### What you should do
Please reproduce the data from the line with "dimension-cm: 72 cm [244, 959, 282, 973]" up to and including the line with "product-code: cod. 2015", word for word and nothing else.

### Provided material
§
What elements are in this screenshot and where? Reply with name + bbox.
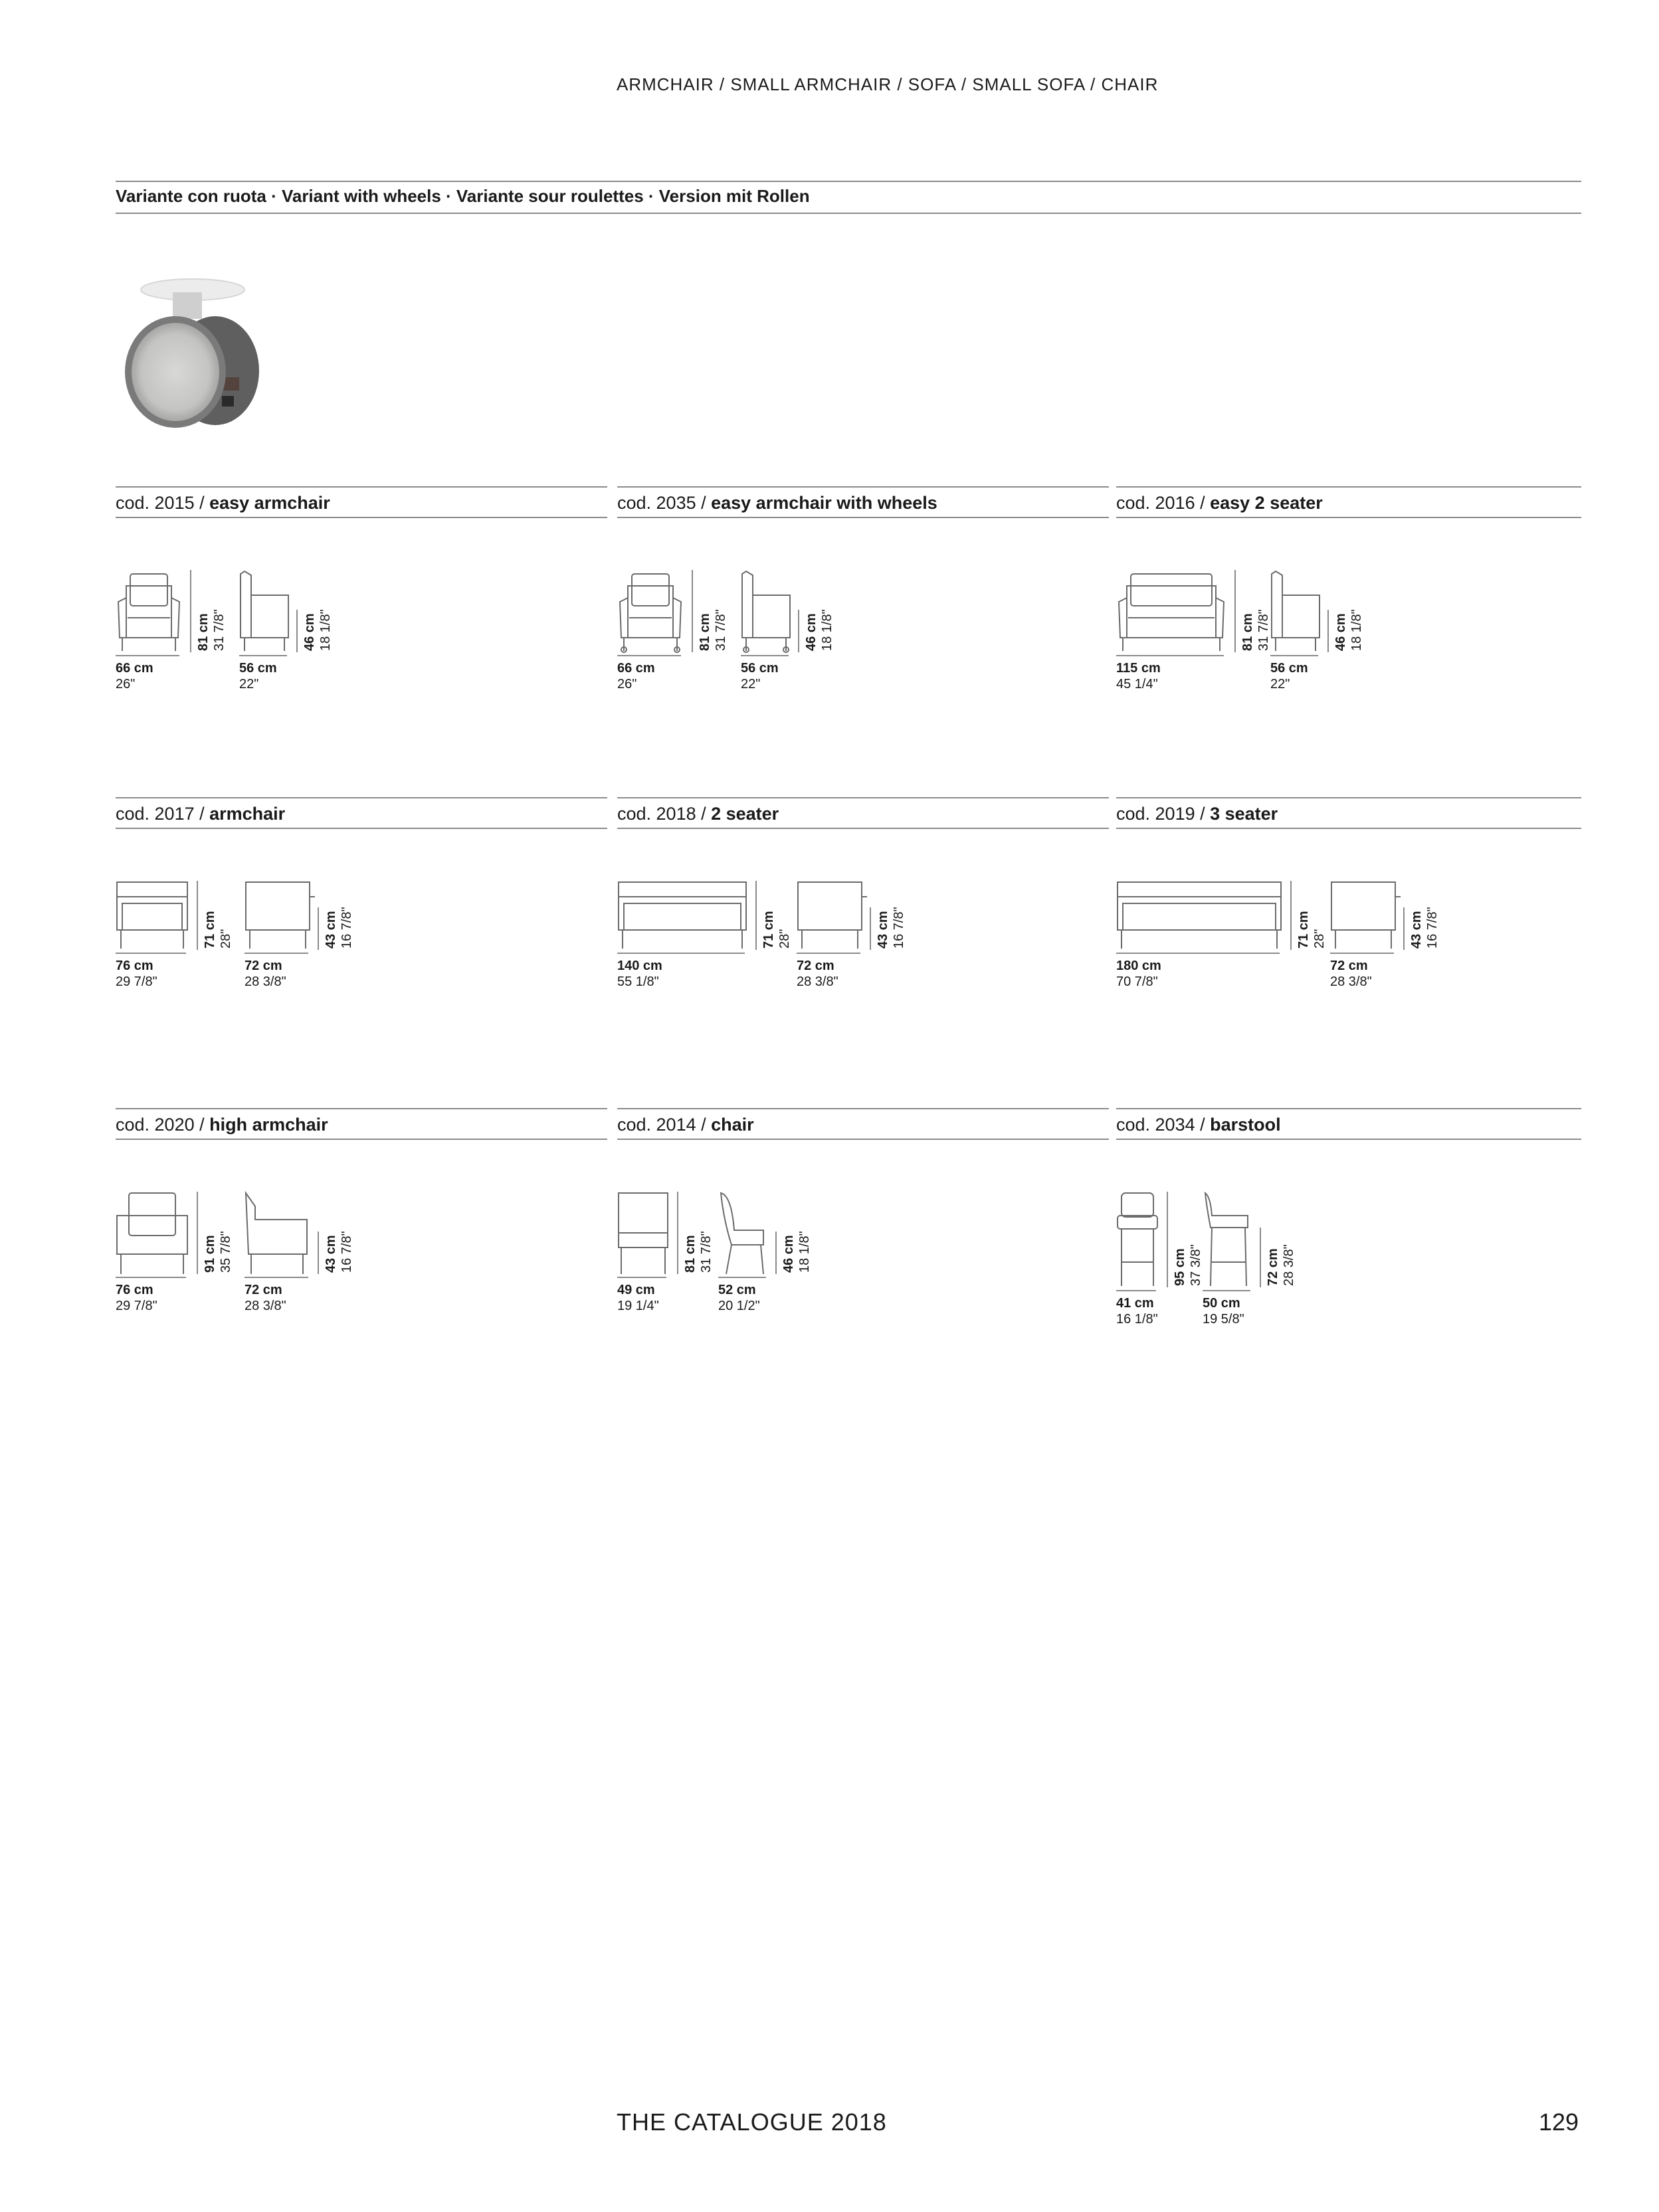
dimension-cm: 72 cm [244, 959, 282, 973]
side-depth-label [244, 958, 286, 990]
product-top-rule [1116, 1108, 1581, 1109]
variant-bottom-rule [116, 213, 1581, 214]
front-width-label [617, 660, 655, 692]
side-depth-line [1330, 953, 1397, 955]
side-depth-line [1203, 1290, 1253, 1293]
product-top-rule [116, 486, 607, 488]
dimension-cm: 43 cm [324, 911, 338, 949]
product-easy-2-seater [1116, 486, 1595, 752]
product-name: armchair [209, 804, 286, 824]
seat-height-line [1260, 1228, 1262, 1290]
dimension-inch: 28 3/8" [1282, 1244, 1296, 1286]
product-name: easy 2 seater [1210, 493, 1323, 513]
dimension-inch: 31 7/8" [1256, 609, 1271, 651]
caster-wheel-image [114, 278, 267, 437]
dimension-inch: 16 7/8" [892, 907, 906, 949]
product-chair [617, 1108, 1096, 1374]
product-bottom-rule [116, 828, 607, 829]
seat-height-label [323, 1231, 355, 1273]
product-code: cod. 2014 / [617, 1115, 712, 1135]
dimension-inch: 28 3/8" [797, 974, 838, 989]
front-view-drawing [1116, 1192, 1159, 1291]
dimension-inch: 26" [617, 677, 637, 691]
product-top-rule [116, 797, 607, 798]
front-width-label [116, 660, 153, 692]
dimension-cm: 81 cm [683, 1235, 698, 1273]
height-label [1172, 1244, 1204, 1286]
height-label [1296, 911, 1327, 949]
seat-height-label [781, 1231, 813, 1273]
height-line [1167, 1192, 1169, 1290]
product-name: 3 seater [1210, 804, 1278, 824]
product-bottom-rule [116, 517, 607, 518]
dimension-cm: 72 cm [1330, 959, 1368, 973]
dimension-inch: 26" [116, 677, 136, 691]
variant-top-rule [116, 181, 1581, 182]
dimension-cm: 46 cm [302, 613, 317, 651]
product-title [617, 493, 937, 513]
product-bottom-rule [617, 828, 1109, 829]
dimension-cm: 180 cm [1116, 959, 1161, 973]
dimension-inch: 29 7/8" [116, 1299, 157, 1313]
dimension-inch: 18 1/8" [797, 1231, 812, 1273]
front-width-label [617, 958, 662, 990]
product-armchair [116, 797, 594, 1063]
dimension-cm: 41 cm [1116, 1296, 1154, 1311]
front-width-line [1116, 1290, 1159, 1293]
height-line [677, 1192, 680, 1277]
seat-height-line [318, 1232, 320, 1277]
product-code: cod. 2020 / [116, 1115, 210, 1135]
dimension-cm: 81 cm [698, 613, 712, 651]
dimension-cm: 50 cm [1203, 1296, 1240, 1311]
dimension-inch: 16 7/8" [1425, 907, 1440, 949]
product-code: cod. 2015 / [116, 493, 210, 513]
front-width-label [1116, 958, 1161, 990]
dimension-inch: 19 1/4" [617, 1299, 659, 1313]
dimension-inch: 22" [741, 677, 761, 691]
front-width-line [617, 953, 747, 955]
product-top-rule [1116, 486, 1581, 488]
dimension-cm: 43 cm [1409, 911, 1424, 949]
product-title [1116, 493, 1323, 513]
front-width-line [617, 1277, 669, 1279]
dimension-inch: 29 7/8" [116, 974, 157, 989]
side-depth-label [239, 660, 277, 692]
side-depth-label [741, 660, 779, 692]
dimension-cm: 71 cm [761, 911, 776, 949]
height-line [1290, 881, 1293, 953]
seat-height-line [1327, 610, 1330, 655]
front-width-label [116, 958, 157, 990]
product-code: cod. 2018 / [617, 804, 712, 824]
product-high-armchair [116, 1108, 594, 1374]
height-label [697, 609, 729, 651]
dimension-inch: 28" [219, 929, 233, 949]
dimension-cm: 140 cm [617, 959, 662, 973]
product-top-rule [116, 1108, 607, 1109]
dimension-cm: 76 cm [116, 1283, 153, 1297]
dimension-inch: 37 3/8" [1189, 1244, 1203, 1286]
dimension-cm: 72 cm [244, 1283, 282, 1297]
dimension-inch: 28 3/8" [1330, 974, 1372, 989]
dimension-cm: 56 cm [1270, 661, 1308, 676]
dimension-inch: 19 5/8" [1203, 1312, 1244, 1327]
product-title [116, 804, 285, 824]
height-line [1234, 570, 1237, 655]
dimension-inch: 70 7/8" [1116, 974, 1158, 989]
page-number: 129 [1539, 2108, 1579, 2136]
side-depth-label [244, 1282, 286, 1314]
dimension-cm: 115 cm [1116, 661, 1161, 676]
front-width-label [116, 1282, 157, 1314]
dimension-cm: 71 cm [1296, 911, 1311, 949]
front-width-line [116, 655, 182, 658]
dimension-inch: 22" [1270, 677, 1290, 691]
product-code: cod. 2019 / [1116, 804, 1211, 824]
dimension-cm: 43 cm [876, 911, 890, 949]
product-top-rule [1116, 797, 1581, 798]
dimension-cm: 43 cm [324, 1235, 338, 1273]
product-title [116, 493, 330, 513]
dimension-cm: 72 cm [797, 959, 834, 973]
dimension-cm: 46 cm [781, 1235, 796, 1273]
product-code: cod. 2017 / [116, 804, 210, 824]
product-easy-armchair [116, 486, 594, 752]
dimension-cm: 56 cm [741, 661, 779, 676]
dimension-inch: 18 1/8" [1349, 609, 1364, 651]
seat-height-label [302, 609, 334, 651]
dimension-cm: 81 cm [196, 613, 211, 651]
seat-height-line [296, 610, 299, 655]
side-depth-line [239, 655, 290, 658]
seat-height-label [1333, 609, 1365, 651]
dimension-inch: 35 7/8" [219, 1231, 233, 1273]
product-top-rule [617, 1108, 1109, 1109]
product-top-rule [617, 797, 1109, 798]
product-bottom-rule [116, 1139, 607, 1140]
height-line [197, 1192, 199, 1277]
product-name: chair [711, 1115, 754, 1135]
product-top-rule [617, 486, 1109, 488]
side-depth-line [244, 1277, 311, 1279]
seat-height-label [1265, 1244, 1297, 1286]
dimension-inch: 20 1/2" [718, 1299, 760, 1313]
front-width-line [116, 1277, 189, 1279]
product-bottom-rule [617, 1139, 1109, 1140]
front-width-line [116, 953, 189, 955]
seat-height-line [870, 907, 872, 953]
product-name: barstool [1210, 1115, 1281, 1135]
side-depth-label [1270, 660, 1308, 692]
dimension-inch: 45 1/4" [1116, 677, 1158, 691]
side-depth-label [1330, 958, 1372, 990]
dimension-inch: 55 1/8" [617, 974, 659, 989]
height-label [1240, 609, 1272, 651]
dimension-cm: 56 cm [239, 661, 277, 676]
seat-height-line [775, 1232, 778, 1277]
product-barstool [1116, 1108, 1595, 1374]
seat-height-label [803, 609, 835, 651]
product-code: cod. 2016 / [1116, 493, 1211, 513]
dimension-cm: 66 cm [617, 661, 655, 676]
height-label [202, 1231, 234, 1273]
dimension-inch: 28 3/8" [244, 1299, 286, 1313]
product-easy-armchair-with-wheels [617, 486, 1096, 752]
product-bottom-rule [1116, 828, 1581, 829]
dimension-inch: 31 7/8" [212, 609, 227, 651]
dimension-inch: 16 7/8" [340, 1231, 354, 1273]
seat-height-label [1409, 907, 1440, 949]
side-depth-label [1203, 1295, 1244, 1327]
product-3-seater [1116, 797, 1595, 1063]
dimension-cm: 91 cm [203, 1235, 217, 1273]
footer-title: THE CATALOGUE 2018 [617, 2108, 887, 2136]
dimension-cm: 46 cm [804, 613, 819, 651]
product-bottom-rule [1116, 1139, 1581, 1140]
seat-height-line [798, 610, 801, 655]
dimension-inch: 28" [1312, 929, 1327, 949]
dimension-cm: 46 cm [1333, 613, 1348, 651]
dimension-inch: 31 7/8" [714, 609, 728, 651]
front-width-label [1116, 660, 1161, 692]
product-title [1116, 804, 1278, 824]
dimension-inch: 18 1/8" [318, 609, 333, 651]
dimension-inch: 16 1/8" [1116, 1312, 1158, 1327]
dimension-inch: 31 7/8" [699, 1231, 714, 1273]
product-name: easy armchair [209, 493, 330, 513]
product-title [617, 804, 779, 824]
front-width-label [617, 1282, 659, 1314]
product-2-seater [617, 797, 1096, 1063]
product-name: easy armchair with wheels [711, 493, 937, 513]
dimension-cm: 66 cm [116, 661, 153, 676]
dimension-cm: 49 cm [617, 1283, 655, 1297]
side-depth-label [718, 1282, 760, 1314]
height-line [692, 570, 694, 655]
dimension-inch: 28" [777, 929, 792, 949]
dimension-cm: 72 cm [1266, 1248, 1280, 1286]
height-line [197, 881, 199, 953]
side-depth-line [797, 953, 863, 955]
height-line [755, 881, 758, 953]
variant-label: Variante con ruota · Variant with wheels · Variante sour roulettes · Version mit Rollen [116, 186, 810, 206]
side-depth-label [797, 958, 838, 990]
page-header-title: ARMCHAIR / SMALL ARMCHAIR / SOFA / SMALL SOFA / CHAIR [617, 74, 1159, 94]
side-depth-line [1270, 655, 1321, 658]
product-title [116, 1115, 328, 1135]
seat-height-label [323, 907, 355, 949]
dimension-inch: 16 7/8" [340, 907, 354, 949]
height-label [202, 911, 234, 949]
product-code: cod. 2035 / [617, 493, 712, 513]
height-label [761, 911, 793, 949]
dimension-inch: 28 3/8" [244, 974, 286, 989]
product-bottom-rule [617, 517, 1109, 518]
dimension-cm: 71 cm [203, 911, 217, 949]
height-label [682, 1231, 714, 1273]
front-width-line [1116, 953, 1282, 955]
front-width-line [617, 655, 684, 658]
side-depth-line [718, 1277, 769, 1279]
product-bottom-rule [1116, 517, 1581, 518]
seat-height-line [318, 907, 320, 953]
dimension-cm: 81 cm [1240, 613, 1255, 651]
seat-height-line [1403, 907, 1406, 953]
product-title [617, 1115, 754, 1135]
dimension-inch: 22" [239, 677, 259, 691]
dimension-cm: 52 cm [718, 1283, 756, 1297]
front-width-line [1116, 655, 1226, 658]
height-label [195, 609, 227, 651]
height-line [190, 570, 193, 655]
side-depth-line [244, 953, 311, 955]
dimension-inch: 18 1/8" [820, 609, 834, 651]
side-depth-line [741, 655, 791, 658]
product-title [1116, 1115, 1281, 1135]
front-width-label [1116, 1295, 1158, 1327]
dimension-cm: 76 cm [116, 959, 153, 973]
product-name: high armchair [209, 1115, 328, 1135]
product-name: 2 seater [711, 804, 779, 824]
seat-height-label [875, 907, 907, 949]
product-code: cod. 2034 / [1116, 1115, 1211, 1135]
dimension-cm: 95 cm [1173, 1248, 1187, 1286]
§
### Response
dimension-cm: 72 cm [244, 959, 282, 973]
side-depth-label [244, 958, 286, 990]
product-top-rule [1116, 1108, 1581, 1109]
variant-bottom-rule [116, 213, 1581, 214]
front-width-label [617, 660, 655, 692]
side-depth-line [1330, 953, 1397, 955]
side-depth-line [1203, 1290, 1253, 1293]
product-top-rule [116, 486, 607, 488]
dimension-cm: 43 cm [324, 911, 338, 949]
product-easy-2-seater [1116, 486, 1595, 752]
product-name: armchair [209, 804, 286, 824]
seat-height-line [1260, 1228, 1262, 1290]
dimension-inch: 28 3/8" [1282, 1244, 1296, 1286]
product-name: easy 2 seater [1210, 493, 1323, 513]
dimension-inch: 31 7/8" [1256, 609, 1271, 651]
caster-wheel-image [114, 278, 267, 437]
dimension-inch: 16 7/8" [892, 907, 906, 949]
product-chair [617, 1108, 1096, 1374]
product-bottom-rule [116, 828, 607, 829]
seat-height-label [323, 1231, 355, 1273]
product-code: cod. 2014 / [617, 1115, 712, 1135]
dimension-inch: 28 3/8" [797, 974, 838, 989]
front-view-drawing [1116, 1192, 1159, 1291]
dimension-inch: 26" [617, 677, 637, 691]
product-top-rule [116, 797, 607, 798]
front-width-label [116, 660, 153, 692]
dimension-cm: 81 cm [683, 1235, 698, 1273]
height-label [1172, 1244, 1204, 1286]
height-label [1296, 911, 1327, 949]
seat-height-label [781, 1231, 813, 1273]
height-line [1167, 1192, 1169, 1290]
product-name: 3 seater [1210, 804, 1278, 824]
product-bottom-rule [116, 517, 607, 518]
dimension-cm: 72 cm [1330, 959, 1368, 973]
dimension-inch: 26" [116, 677, 136, 691]
variant-top-rule [116, 181, 1581, 182]
dimension-cm: 46 cm [302, 613, 317, 651]
product-title [617, 493, 937, 513]
product-bottom-rule [617, 828, 1109, 829]
dimension-cm: 180 cm [1116, 959, 1161, 973]
dimension-inch: 29 7/8" [116, 1299, 157, 1313]
dimension-inch: 18 1/8" [797, 1231, 812, 1273]
front-width-label [617, 958, 662, 990]
product-armchair [116, 797, 594, 1063]
dimension-cm: 41 cm [1116, 1296, 1154, 1311]
front-width-line [1116, 1290, 1159, 1293]
height-line [677, 1192, 680, 1277]
seat-height-line [318, 1232, 320, 1277]
product-code: cod. 2020 / [116, 1115, 210, 1135]
dimension-cm: 81 cm [698, 613, 712, 651]
dimension-cm: 50 cm [1203, 1296, 1240, 1311]
dimension-inch: 16 7/8" [1425, 907, 1440, 949]
product-code: cod. 2015 / [116, 493, 210, 513]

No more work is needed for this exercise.